▽

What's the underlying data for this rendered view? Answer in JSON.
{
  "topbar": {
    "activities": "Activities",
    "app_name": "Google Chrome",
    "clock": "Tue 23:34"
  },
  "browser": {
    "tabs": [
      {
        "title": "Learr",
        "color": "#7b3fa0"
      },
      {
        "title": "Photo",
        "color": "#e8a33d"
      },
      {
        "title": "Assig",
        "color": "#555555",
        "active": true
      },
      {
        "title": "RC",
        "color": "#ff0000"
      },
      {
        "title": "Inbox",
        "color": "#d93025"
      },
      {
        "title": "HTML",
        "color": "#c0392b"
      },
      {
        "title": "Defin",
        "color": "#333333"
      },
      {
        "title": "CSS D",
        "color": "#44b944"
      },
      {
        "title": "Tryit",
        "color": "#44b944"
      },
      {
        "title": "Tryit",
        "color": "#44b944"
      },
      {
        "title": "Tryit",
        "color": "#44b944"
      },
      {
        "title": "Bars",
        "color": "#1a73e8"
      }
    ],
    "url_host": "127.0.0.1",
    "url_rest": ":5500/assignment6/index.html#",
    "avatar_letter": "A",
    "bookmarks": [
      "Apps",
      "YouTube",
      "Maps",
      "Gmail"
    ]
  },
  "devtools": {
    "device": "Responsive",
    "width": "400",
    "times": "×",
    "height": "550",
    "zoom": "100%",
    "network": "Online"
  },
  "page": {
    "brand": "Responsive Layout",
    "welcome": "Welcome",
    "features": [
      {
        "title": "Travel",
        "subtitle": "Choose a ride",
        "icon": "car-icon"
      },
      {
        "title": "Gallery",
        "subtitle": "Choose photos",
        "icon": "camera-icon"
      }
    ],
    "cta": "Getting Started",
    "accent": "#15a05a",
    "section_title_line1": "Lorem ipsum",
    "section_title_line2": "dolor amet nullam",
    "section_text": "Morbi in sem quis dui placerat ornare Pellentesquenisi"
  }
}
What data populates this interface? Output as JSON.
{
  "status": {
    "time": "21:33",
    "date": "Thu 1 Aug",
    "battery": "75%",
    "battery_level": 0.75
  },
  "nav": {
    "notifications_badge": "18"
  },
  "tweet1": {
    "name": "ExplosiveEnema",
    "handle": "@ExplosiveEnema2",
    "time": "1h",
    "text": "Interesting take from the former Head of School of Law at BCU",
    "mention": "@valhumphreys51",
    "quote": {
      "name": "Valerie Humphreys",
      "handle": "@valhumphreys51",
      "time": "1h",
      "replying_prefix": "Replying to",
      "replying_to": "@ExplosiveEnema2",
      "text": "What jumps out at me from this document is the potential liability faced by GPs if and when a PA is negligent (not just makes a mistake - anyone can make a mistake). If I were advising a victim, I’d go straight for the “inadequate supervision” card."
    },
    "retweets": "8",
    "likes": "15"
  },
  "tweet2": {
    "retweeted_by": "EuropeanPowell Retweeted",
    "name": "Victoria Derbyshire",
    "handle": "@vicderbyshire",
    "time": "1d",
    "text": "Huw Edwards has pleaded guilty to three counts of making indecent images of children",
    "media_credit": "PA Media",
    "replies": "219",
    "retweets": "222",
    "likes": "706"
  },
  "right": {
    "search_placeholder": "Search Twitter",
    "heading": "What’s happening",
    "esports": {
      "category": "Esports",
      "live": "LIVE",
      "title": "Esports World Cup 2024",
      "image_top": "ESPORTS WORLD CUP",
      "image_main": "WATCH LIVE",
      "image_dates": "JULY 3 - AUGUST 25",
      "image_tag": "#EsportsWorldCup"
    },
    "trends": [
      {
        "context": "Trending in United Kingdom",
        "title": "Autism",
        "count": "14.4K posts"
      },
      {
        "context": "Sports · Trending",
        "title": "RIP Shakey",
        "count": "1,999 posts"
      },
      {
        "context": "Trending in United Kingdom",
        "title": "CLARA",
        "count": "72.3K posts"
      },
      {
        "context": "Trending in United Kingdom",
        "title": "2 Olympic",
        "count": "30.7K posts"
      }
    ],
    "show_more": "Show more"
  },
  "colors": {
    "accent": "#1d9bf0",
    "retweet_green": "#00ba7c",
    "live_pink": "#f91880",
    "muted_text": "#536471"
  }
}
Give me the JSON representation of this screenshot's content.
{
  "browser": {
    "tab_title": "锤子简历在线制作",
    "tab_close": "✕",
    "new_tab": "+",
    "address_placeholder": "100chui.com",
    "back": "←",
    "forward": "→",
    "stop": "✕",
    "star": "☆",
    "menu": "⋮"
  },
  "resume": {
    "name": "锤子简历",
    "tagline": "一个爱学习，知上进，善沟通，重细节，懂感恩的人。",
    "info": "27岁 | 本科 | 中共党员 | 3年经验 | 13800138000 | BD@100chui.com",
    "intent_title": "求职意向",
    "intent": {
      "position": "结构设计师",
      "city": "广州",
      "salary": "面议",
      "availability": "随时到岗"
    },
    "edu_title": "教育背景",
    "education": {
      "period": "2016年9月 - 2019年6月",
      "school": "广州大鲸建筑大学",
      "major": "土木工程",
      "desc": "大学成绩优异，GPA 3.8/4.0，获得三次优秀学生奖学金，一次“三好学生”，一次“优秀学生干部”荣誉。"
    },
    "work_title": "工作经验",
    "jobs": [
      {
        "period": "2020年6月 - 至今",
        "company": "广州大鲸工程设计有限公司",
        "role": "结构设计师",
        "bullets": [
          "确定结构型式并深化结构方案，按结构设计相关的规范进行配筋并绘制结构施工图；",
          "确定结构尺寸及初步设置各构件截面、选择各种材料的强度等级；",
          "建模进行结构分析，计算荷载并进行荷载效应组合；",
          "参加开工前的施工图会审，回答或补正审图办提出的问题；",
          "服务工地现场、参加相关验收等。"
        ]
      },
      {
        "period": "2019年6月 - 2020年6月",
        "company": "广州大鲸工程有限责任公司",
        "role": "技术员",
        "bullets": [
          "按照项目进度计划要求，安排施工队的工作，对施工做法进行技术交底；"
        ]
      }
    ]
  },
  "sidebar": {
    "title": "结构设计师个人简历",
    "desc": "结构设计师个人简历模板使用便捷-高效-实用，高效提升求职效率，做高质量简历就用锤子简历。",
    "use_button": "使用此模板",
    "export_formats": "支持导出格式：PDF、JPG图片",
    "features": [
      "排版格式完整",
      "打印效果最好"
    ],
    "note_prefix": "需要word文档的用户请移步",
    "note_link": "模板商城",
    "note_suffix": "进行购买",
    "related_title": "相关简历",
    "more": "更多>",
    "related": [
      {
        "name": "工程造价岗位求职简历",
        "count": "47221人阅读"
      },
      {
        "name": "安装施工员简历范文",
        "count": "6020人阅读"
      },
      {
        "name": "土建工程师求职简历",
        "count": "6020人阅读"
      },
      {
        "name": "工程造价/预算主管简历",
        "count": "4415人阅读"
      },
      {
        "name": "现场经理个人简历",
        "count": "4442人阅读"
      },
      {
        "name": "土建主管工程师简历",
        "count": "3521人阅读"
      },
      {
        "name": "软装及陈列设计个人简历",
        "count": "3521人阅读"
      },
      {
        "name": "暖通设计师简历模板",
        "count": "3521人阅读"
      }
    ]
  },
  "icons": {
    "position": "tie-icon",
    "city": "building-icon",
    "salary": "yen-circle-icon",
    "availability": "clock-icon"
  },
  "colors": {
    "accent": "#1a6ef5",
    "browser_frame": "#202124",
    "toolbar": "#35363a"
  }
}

△

● Written task: Tally the lines of the records holding the word "desc", then state only the tally.

● Solution to this task: 2